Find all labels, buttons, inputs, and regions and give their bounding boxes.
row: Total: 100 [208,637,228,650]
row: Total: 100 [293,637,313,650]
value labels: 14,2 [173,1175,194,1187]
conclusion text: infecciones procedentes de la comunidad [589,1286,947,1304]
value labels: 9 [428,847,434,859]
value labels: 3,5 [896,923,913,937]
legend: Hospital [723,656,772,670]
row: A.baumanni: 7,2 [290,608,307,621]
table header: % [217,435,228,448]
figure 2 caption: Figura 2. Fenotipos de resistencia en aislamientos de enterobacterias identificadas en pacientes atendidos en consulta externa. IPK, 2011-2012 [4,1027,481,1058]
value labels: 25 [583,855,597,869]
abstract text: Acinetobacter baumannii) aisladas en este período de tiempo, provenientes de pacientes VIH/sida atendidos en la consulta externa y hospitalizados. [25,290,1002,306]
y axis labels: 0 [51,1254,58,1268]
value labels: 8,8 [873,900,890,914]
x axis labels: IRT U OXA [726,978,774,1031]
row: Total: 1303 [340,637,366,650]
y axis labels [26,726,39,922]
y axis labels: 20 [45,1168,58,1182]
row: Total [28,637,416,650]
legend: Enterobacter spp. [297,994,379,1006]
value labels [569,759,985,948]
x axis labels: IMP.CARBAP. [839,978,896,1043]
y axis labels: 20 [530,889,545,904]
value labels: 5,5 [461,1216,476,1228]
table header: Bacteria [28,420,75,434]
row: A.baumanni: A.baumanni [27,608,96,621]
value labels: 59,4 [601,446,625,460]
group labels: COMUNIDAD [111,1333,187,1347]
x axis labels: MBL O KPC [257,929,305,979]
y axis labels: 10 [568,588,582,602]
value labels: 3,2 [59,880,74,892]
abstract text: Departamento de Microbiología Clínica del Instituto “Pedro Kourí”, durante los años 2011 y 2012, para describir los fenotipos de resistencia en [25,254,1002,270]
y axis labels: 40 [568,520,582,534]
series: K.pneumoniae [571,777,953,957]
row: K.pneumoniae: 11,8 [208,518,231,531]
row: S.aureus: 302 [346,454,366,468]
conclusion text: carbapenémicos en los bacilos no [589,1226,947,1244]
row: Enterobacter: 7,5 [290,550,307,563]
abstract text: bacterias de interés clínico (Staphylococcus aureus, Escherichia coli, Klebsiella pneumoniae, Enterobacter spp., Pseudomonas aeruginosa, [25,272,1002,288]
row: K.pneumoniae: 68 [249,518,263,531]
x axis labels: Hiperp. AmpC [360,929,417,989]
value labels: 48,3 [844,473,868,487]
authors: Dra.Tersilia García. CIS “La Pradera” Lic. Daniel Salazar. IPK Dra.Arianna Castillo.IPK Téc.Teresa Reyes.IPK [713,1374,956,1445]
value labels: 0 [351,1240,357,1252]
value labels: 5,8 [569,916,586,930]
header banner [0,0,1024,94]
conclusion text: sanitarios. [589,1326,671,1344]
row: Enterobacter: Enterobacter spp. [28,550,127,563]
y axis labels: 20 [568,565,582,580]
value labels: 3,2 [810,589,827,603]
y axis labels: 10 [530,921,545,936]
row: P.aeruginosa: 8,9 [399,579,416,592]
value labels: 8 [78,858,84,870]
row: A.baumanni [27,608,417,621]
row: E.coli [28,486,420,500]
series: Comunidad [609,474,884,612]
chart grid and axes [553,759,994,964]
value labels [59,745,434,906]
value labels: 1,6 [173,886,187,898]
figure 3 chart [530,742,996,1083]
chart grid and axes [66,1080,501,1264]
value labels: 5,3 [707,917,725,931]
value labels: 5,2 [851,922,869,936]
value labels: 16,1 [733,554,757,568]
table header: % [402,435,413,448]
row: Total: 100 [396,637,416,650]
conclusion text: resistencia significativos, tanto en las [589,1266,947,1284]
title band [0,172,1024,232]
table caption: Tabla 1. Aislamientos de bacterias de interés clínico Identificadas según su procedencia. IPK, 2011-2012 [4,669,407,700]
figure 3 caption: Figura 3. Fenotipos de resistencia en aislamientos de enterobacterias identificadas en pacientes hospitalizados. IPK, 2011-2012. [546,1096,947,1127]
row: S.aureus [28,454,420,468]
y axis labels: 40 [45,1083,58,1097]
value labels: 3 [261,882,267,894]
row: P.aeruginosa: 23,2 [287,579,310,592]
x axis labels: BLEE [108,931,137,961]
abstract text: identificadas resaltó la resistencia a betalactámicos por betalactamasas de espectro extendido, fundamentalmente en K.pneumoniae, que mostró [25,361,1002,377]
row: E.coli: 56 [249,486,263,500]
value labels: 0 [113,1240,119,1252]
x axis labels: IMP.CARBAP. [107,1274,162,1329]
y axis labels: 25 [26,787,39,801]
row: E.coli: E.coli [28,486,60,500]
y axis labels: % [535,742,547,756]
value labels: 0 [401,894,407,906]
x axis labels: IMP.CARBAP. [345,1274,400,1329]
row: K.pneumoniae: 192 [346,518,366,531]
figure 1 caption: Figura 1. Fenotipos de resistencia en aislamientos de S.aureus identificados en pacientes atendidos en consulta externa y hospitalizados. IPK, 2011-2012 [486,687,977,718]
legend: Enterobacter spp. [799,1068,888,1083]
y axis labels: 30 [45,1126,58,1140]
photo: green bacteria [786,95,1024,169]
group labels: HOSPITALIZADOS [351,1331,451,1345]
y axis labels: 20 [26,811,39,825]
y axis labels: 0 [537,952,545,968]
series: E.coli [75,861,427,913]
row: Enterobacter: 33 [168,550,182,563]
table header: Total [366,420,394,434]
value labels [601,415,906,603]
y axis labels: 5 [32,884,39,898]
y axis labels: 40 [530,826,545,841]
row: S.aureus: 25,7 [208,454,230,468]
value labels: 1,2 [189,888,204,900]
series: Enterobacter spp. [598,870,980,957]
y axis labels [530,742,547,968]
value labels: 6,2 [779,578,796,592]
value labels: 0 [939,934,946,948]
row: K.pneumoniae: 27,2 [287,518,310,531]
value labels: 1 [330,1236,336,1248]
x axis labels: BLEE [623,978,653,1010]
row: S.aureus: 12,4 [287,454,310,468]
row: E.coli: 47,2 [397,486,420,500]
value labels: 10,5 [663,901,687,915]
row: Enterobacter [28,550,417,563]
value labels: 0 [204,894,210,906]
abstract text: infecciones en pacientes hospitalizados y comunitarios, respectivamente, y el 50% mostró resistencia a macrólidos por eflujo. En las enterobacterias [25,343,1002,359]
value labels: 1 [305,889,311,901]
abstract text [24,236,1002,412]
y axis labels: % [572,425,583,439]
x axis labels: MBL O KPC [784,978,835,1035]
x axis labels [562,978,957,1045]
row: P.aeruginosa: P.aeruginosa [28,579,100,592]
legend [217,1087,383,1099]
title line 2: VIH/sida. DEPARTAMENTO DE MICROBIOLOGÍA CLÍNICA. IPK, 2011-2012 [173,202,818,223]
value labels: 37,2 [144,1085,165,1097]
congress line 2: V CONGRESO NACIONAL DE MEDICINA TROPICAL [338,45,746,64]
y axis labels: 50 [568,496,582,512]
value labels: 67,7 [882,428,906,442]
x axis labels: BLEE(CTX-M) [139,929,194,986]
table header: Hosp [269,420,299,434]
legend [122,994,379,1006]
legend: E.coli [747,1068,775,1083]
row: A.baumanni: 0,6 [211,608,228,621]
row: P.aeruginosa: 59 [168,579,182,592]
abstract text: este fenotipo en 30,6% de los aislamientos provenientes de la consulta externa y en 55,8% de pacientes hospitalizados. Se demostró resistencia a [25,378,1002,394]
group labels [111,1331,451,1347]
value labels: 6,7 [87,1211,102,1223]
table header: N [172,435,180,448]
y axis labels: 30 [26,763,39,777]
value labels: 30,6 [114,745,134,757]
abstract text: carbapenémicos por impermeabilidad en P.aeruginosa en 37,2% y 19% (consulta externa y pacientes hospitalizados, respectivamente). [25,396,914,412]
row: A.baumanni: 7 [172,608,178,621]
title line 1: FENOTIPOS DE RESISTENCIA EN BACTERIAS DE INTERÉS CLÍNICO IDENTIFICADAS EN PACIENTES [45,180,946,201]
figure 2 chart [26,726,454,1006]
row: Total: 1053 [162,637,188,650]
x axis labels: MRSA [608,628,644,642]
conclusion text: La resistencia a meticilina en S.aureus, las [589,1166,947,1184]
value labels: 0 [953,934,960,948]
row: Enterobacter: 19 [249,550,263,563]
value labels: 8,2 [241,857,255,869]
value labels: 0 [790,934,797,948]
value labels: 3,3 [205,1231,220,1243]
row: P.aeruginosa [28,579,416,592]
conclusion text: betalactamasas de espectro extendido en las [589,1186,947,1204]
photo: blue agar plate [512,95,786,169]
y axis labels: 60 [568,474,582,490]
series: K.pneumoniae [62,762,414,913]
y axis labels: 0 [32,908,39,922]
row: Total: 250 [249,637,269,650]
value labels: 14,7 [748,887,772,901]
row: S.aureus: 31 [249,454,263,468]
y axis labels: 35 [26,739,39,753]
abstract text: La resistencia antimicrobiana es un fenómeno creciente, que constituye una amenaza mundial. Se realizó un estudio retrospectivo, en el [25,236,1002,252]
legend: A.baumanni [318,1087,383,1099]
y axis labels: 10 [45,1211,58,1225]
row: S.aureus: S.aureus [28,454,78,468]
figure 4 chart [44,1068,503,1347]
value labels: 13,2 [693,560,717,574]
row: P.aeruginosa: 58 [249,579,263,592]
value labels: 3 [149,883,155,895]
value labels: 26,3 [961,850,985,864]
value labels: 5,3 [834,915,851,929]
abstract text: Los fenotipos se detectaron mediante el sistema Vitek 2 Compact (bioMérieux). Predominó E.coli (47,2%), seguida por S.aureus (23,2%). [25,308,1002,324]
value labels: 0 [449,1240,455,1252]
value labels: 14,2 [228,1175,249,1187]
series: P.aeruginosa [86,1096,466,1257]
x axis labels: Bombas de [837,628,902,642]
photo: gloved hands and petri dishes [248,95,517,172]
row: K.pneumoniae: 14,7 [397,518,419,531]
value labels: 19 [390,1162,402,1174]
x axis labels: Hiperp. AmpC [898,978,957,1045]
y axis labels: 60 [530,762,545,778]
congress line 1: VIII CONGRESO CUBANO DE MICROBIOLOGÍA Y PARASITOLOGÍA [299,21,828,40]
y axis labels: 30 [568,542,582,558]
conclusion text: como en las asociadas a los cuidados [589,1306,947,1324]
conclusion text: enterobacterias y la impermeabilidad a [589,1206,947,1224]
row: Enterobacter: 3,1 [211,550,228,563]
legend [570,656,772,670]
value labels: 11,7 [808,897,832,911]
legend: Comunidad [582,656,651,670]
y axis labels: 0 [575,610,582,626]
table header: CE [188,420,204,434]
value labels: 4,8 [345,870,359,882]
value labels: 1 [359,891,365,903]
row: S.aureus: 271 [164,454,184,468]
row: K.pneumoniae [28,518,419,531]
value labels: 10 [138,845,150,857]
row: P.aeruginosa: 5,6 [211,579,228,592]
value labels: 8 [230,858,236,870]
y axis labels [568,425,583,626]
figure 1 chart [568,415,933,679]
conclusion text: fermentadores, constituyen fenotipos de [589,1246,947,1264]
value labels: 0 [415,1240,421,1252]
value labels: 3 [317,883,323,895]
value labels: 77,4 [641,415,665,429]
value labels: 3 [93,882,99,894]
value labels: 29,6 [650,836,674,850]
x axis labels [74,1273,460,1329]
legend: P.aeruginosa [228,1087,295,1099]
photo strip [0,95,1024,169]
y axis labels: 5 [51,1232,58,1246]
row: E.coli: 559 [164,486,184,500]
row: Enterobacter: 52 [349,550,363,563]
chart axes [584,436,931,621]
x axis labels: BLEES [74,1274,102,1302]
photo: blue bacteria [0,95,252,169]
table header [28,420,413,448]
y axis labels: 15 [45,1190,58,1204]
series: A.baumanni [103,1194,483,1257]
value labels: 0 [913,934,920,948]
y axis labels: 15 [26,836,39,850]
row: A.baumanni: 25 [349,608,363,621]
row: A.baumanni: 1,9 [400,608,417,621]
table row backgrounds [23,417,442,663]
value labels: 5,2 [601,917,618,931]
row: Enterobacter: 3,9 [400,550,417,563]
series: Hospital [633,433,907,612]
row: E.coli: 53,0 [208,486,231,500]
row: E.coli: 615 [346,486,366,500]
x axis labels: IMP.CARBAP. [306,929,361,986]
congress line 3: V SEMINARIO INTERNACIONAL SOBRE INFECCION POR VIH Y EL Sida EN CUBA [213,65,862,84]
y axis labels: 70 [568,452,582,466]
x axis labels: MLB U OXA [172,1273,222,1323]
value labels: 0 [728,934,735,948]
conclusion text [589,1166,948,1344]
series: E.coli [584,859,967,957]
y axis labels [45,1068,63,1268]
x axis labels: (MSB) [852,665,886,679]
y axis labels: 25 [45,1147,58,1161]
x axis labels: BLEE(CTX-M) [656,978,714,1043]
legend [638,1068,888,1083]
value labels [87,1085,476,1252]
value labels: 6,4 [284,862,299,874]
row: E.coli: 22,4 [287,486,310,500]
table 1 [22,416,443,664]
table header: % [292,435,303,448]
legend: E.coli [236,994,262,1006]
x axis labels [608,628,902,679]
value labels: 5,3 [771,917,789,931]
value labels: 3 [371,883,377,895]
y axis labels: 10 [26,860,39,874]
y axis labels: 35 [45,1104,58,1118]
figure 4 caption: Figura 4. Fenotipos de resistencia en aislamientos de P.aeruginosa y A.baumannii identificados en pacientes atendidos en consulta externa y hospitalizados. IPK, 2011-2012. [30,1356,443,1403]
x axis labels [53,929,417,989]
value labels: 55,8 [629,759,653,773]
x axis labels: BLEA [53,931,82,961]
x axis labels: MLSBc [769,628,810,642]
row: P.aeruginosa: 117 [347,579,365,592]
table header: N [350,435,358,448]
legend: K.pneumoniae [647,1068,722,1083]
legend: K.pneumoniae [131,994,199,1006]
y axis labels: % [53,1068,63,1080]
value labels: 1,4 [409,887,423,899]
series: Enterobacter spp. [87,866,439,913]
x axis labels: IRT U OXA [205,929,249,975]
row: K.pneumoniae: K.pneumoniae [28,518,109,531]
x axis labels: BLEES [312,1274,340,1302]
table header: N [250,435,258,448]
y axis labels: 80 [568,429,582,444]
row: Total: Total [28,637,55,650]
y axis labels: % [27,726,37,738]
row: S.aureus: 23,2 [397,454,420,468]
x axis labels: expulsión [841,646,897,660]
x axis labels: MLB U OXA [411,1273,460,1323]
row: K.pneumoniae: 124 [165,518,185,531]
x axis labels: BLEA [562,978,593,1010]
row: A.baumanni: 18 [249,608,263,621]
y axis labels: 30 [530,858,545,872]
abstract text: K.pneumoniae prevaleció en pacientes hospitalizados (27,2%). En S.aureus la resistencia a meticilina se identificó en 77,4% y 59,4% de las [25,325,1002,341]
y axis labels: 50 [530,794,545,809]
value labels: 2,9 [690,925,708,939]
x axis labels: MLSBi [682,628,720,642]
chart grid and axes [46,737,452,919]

┄┄┄┄┄┄

From the records above, pull every line that has the string "conclusion" and copy it.

conclusion text: infecciones procedentes de la comunidad [589,1286,947,1304]
conclusion text: carbapenémicos en los bacilos no [589,1226,947,1244]
conclusion text: sanitarios. [589,1326,671,1344]
conclusion text: resistencia significativos, tanto en las [589,1266,947,1284]
conclusion text: La resistencia a meticilina en S.aureus, las [589,1166,947,1184]
conclusion text: betalactamasas de espectro extendido en las [589,1186,947,1204]
conclusion text: como en las asociadas a los cuidados [589,1306,947,1324]
conclusion text: enterobacterias y la impermeabilidad a [589,1206,947,1224]
conclusion text: fermentadores, constituyen fenotipos de [589,1246,947,1264]
conclusion text [589,1166,948,1344]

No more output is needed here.